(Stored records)
— Start —
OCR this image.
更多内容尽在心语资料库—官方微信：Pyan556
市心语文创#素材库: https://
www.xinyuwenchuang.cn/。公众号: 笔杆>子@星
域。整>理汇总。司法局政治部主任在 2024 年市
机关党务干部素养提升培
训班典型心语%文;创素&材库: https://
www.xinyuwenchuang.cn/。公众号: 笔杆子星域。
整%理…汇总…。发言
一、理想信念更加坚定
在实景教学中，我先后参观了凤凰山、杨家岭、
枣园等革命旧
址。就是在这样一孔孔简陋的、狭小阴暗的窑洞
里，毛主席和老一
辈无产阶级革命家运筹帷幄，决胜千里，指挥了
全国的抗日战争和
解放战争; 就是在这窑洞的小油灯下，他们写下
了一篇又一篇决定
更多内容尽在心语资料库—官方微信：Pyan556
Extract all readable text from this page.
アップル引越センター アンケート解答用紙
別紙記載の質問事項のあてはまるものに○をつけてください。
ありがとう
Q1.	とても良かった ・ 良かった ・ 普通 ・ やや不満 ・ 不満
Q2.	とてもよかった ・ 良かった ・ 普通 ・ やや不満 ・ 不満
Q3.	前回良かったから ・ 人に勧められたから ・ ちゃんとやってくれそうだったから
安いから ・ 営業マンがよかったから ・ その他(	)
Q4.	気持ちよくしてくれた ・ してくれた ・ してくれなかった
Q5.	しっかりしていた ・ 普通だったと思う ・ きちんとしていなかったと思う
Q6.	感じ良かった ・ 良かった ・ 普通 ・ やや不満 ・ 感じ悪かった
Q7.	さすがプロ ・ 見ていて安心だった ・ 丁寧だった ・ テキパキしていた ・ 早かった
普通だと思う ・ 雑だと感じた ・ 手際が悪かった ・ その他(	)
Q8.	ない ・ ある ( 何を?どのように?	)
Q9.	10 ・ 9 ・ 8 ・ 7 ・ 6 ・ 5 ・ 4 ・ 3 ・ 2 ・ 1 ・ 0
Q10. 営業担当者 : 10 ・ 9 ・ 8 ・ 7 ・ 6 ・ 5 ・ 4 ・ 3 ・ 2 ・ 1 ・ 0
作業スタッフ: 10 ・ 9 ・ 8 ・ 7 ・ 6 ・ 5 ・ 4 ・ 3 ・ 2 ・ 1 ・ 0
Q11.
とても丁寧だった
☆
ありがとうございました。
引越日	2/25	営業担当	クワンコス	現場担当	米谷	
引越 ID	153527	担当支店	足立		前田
— End —
> [Task prompt] Exactly and only the lines from the one containing "Extract all readable text from this page." through the end of the material are to be reproduced, both ends included.

> [Result below]
Extract all readable text from this page.
アップル引越センター アンケート解答用紙
別紙記載の質問事項のあてはまるものに○をつけてください。
ありがとう
Q1.	とても良かった ・ 良かった ・ 普通 ・ やや不満 ・ 不満
Q2.	とてもよかった ・ 良かった ・ 普通 ・ やや不満 ・ 不満
Q3.	前回良かったから ・ 人に勧められたから ・ ちゃんとやってくれそうだったから
安いから ・ 営業マンがよかったから ・ その他(	)
Q4.	気持ちよくしてくれた ・ してくれた ・ してくれなかった
Q5.	しっかりしていた ・ 普通だったと思う ・ きちんとしていなかったと思う
Q6.	感じ良かった ・ 良かった ・ 普通 ・ やや不満 ・ 感じ悪かった
Q7.	さすがプロ ・ 見ていて安心だった ・ 丁寧だった ・ テキパキしていた ・ 早かった
普通だと思う ・ 雑だと感じた ・ 手際が悪かった ・ その他(	)
Q8.	ない ・ ある ( 何を?どのように?	)
Q9.	10 ・ 9 ・ 8 ・ 7 ・ 6 ・ 5 ・ 4 ・ 3 ・ 2 ・ 1 ・ 0
Q10. 営業担当者 : 10 ・ 9 ・ 8 ・ 7 ・ 6 ・ 5 ・ 4 ・ 3 ・ 2 ・ 1 ・ 0
作業スタッフ: 10 ・ 9 ・ 8 ・ 7 ・ 6 ・ 5 ・ 4 ・ 3 ・ 2 ・ 1 ・ 0
Q11.
とても丁寧だった
☆
ありがとうございました。
引越日	2/25	営業担当	クワンコス	現場担当	米谷	
引越 ID	153527	担当支店	足立		前田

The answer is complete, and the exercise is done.